** Tâches demandées **
• A. Traduisez en anglais la phrase de l'extrait « Même chose à Sebta où la frontière est elle aussi de moins en moins poreuse. »
• B. Répondez à ces questions d'après l'extrait, une réponse par ligne, numérotée comme la question :
(i) Combien de migrants ont été secourus le mercredi 18 avril ?
(ii) Selon Frontex, quelle part du flux observé les ressortissants marocains ont-ils représentée ?
(iii) Depuis quelle année les autorités marocaines et espagnoles ferment-elles les frontières terrestres entre Mellilia et Nador, selon Omar Naji ?

** Extrait de page **
84 migrants répartis dans trois pateras ont été secourus dans l’après-midi du mardi 17 avril dans les eaux espagnoles d’Alboran. Le matin, 85 personnes dont dix mineurs supposés avaient déjà été secourus dans la même zone. Idem le lendemain, mercredi 18 avril, lorsque 53 migrants ont été secourus. Ils voyageaient vers les eaux hispaniques dans une patera en provenance de Tensamen. Un peu avant encore, le 9 avril, les corps de six migrants en direction de l’Espagne s’étaient échoués sur la plage de Houara près de Tanger. Parmi les victimes, quatre Marocains.

Depuis plusieurs mois, le nombre de départs de pateras marocaines à travers le détroit de Gibraltar en direction des côtes espagnoles ne cesse d’augmenter. Selon les derniers chiffres de l’agence européenne Frontex, 6.668 migrants irréguliers ont emprunté la route de la Méditerranée occidentale au troisième trimestre 2017 contre 2.987 à la même période en 2016. Fait nouveau : les Marocains sont de plus en plus nombreux eux-aussi à y embarquer. Selon l’agence Frontex, les ressortissants marocains ont représenté le tiers du flux observé. Ils sont les premiers à partir par voie de mer vers l’Espagne, suivis des algériens et des Ivoiriens.

Fermeture des frontières terrestres

« L’augmentation pourrait être attribuée aux arrivées sur des embarcations de grande capacité qui ont continué à être utilisées pour quitter le littoral marocain principalement par des migrants marocains« , analyse dans son rapport l’agence européenne. En effet, les activistes et ONG qui travaillent sur place sont unanimes : les migrants ont bien repris la voie de la mer.

« C’est un vrai phénomène en effet. Il ne s’agit pas de cas isolés. Les migrants se redirigent vers les côtes pour prendre la mer« , confirme Mohamed Benaïssa, président de l’Observatoire du nord des droits de l’Homme. Avant d’ajouter : « Et pour preuve, le nombre d’arrestations et d’affaires en justice de personnes qui voulaient traverser en pateras a augmenté ces derniers mois« .

Selon les activistes sur place, cette augmentation des tentatives d’immigration à travers la mer s’explique avec la fermeture des frontières à Melilla : « Depuis 2016 les autorités marocaines et espagnoles ont commencé à fermer les frontières terrestres entre Mellilia et Nador. Les migrants ne peuvent plus faire de passage en force car le contrôle y est de plus en plus strict. Ils sont entrain de construire la 4ème barrière et les militaires ne laissent plus passer personne« , explique Omar Naji, membre de l’AMDH Nador.

Même chose à Sebta où la frontière est elle aussi de moins en moins poreuse. En août dernier, l’Espagne avait par ailleurs décidé, en accord avec le Maroc, de fermer provisoirement le poste-frontière de son enclave de Sebta après plusieurs tentatives menées par des centaines de migrants subsahariens de gagner le territoire espagnol.

** Lignes **
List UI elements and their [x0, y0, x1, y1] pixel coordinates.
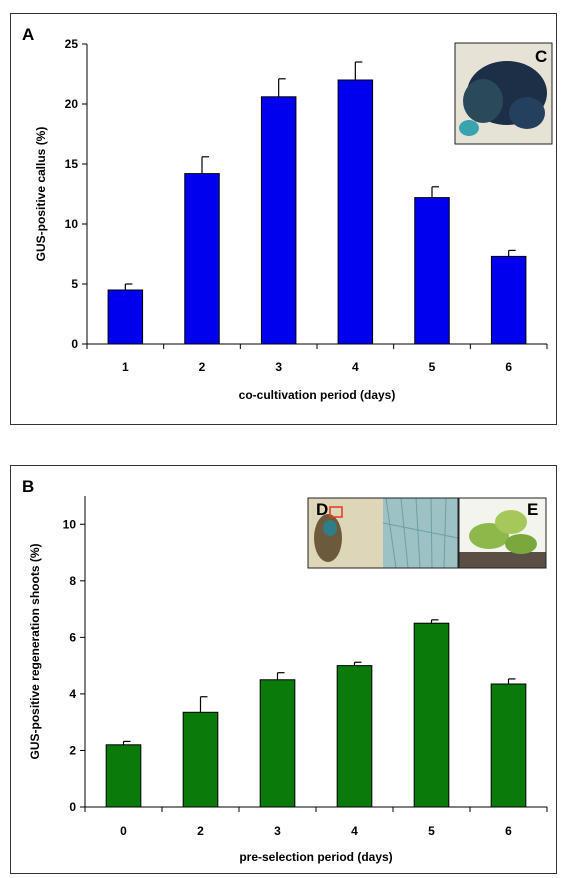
x-tick-label: 3 [275, 360, 282, 374]
y-tick-label: 15 [65, 157, 79, 171]
bar [337, 79, 374, 345]
zoom-box [329, 506, 343, 518]
shoot-leaf [505, 534, 537, 554]
bar [259, 679, 296, 808]
y-tick-label: 10 [63, 517, 77, 531]
inset-content [455, 43, 552, 144]
inset-photo-d: D [307, 497, 459, 569]
bar [260, 96, 297, 345]
cell-wall [385, 498, 397, 568]
inset-content [308, 498, 458, 568]
y-tick-label: 10 [65, 217, 79, 231]
y-tick-label: 5 [71, 277, 78, 291]
inset-photo-c: C [454, 42, 553, 145]
x-tick-label: 4 [352, 360, 359, 374]
soil [459, 552, 546, 568]
bar [105, 744, 142, 808]
y-tick-label: 25 [65, 37, 79, 51]
shoot-leaf [495, 510, 527, 534]
x-tick-label: 2 [199, 360, 206, 374]
inset-photo-e: E [458, 497, 547, 569]
cell-wall [443, 498, 447, 568]
y-tick-label: 20 [65, 97, 79, 111]
y-axis-title: GUS-positive regeneration shoots (%) [28, 543, 42, 759]
bar [336, 665, 373, 808]
y-axis-title: GUS-positive callus (%) [34, 127, 48, 262]
y-tick-label: 4 [69, 687, 76, 701]
bar [107, 289, 144, 345]
panel-label: A [22, 25, 34, 44]
inset-label-e: E [527, 500, 538, 519]
inset-label-c: C [535, 47, 547, 66]
panel-label: B [22, 477, 34, 496]
chart-b-svg: B 0 2 4 6 8 10 0 2 3 4 5 6 pre-selection period (days… [22, 477, 548, 864]
y-tick-label: 8 [69, 574, 76, 588]
cell-wall [415, 498, 421, 568]
chart-a-svg: A 0 5 10 15 20 25 1 2 3 4 5 6 co-cultivation period (… [22, 25, 553, 402]
bar [490, 255, 527, 345]
x-axis-title: pre-selection period (days) [239, 850, 392, 864]
x-axis-title: co-cultivation period (days) [239, 388, 396, 402]
x-tick-label: 6 [505, 360, 512, 374]
bar [182, 711, 219, 808]
callus-blob [459, 120, 479, 136]
x-tick-label: 4 [351, 824, 358, 838]
cell-wall [400, 498, 409, 568]
x-tick-label: 0 [120, 824, 127, 838]
y-tick-label: 0 [69, 800, 76, 814]
bar [413, 622, 450, 808]
inset-border [307, 497, 459, 569]
chart-panel-b: B 0 2 4 6 8 10 0 2 3 4 5 6 pre-selection period (days… [10, 465, 557, 874]
x-tick-label: 5 [428, 824, 435, 838]
x-tick-label: 5 [429, 360, 436, 374]
y-tick-label: 2 [69, 743, 76, 757]
callus-blob [509, 97, 545, 129]
bar [414, 197, 450, 345]
inset-border [458, 497, 547, 569]
inset-content [459, 498, 546, 568]
chart-panel-a: A 0 5 10 15 20 25 1 2 3 4 5 6 co-cultivation period (… [10, 13, 557, 425]
callus-blob [463, 79, 503, 123]
gus-stain [323, 520, 337, 536]
bar [490, 683, 527, 808]
x-tick-label: 3 [274, 824, 281, 838]
bar [184, 173, 220, 345]
y-tick-label: 6 [69, 630, 76, 644]
x-tick-label: 2 [197, 824, 204, 838]
y-tick-label: 0 [71, 337, 78, 351]
x-tick-label: 6 [505, 824, 512, 838]
inset-border [454, 42, 553, 145]
x-tick-label: 1 [122, 360, 129, 374]
inset-label-d: D [316, 500, 328, 519]
cell-wall [382, 522, 458, 539]
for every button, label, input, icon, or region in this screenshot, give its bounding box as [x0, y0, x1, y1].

** Résultats **
• A. The same goes for Sebta, where the border is also becoming less and less porous.

• B.
(i) 53 migrants.
(ii) Le tiers.
(iii) Depuis 2016.